# Stated task
Work out how many lines of the listing hold "name", then state only that count.

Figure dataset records
#####
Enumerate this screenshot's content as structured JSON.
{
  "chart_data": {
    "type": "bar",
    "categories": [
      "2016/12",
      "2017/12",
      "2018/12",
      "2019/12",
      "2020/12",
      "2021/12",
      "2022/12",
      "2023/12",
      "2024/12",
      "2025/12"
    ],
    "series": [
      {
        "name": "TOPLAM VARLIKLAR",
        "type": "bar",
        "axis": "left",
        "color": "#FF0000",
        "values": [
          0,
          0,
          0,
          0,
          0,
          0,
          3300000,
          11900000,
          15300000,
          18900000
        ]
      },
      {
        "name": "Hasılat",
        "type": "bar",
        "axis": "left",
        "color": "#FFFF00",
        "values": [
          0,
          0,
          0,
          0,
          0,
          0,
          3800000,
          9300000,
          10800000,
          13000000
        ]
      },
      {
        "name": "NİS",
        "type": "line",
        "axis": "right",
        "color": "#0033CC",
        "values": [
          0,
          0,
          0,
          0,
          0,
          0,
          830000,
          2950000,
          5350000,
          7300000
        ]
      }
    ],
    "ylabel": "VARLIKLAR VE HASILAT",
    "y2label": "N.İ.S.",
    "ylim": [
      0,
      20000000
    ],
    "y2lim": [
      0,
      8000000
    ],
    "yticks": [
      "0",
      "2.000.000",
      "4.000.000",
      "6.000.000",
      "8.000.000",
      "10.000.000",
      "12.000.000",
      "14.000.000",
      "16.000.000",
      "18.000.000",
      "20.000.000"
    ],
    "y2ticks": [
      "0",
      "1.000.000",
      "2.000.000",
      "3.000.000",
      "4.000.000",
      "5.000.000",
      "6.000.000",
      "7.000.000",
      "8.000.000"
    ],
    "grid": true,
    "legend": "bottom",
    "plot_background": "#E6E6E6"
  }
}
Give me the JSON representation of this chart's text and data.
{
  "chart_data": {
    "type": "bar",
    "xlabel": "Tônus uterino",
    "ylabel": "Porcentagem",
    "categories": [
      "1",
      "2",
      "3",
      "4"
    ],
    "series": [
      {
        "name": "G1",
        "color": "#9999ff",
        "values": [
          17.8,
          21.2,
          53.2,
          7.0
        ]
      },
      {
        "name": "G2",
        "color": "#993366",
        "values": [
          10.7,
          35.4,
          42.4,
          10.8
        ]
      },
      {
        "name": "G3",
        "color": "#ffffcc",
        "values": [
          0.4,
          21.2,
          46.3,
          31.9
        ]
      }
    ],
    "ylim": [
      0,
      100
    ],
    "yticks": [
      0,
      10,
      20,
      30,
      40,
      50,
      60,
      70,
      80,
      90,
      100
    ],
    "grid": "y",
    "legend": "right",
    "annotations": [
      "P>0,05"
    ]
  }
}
#####
# Expected answer
6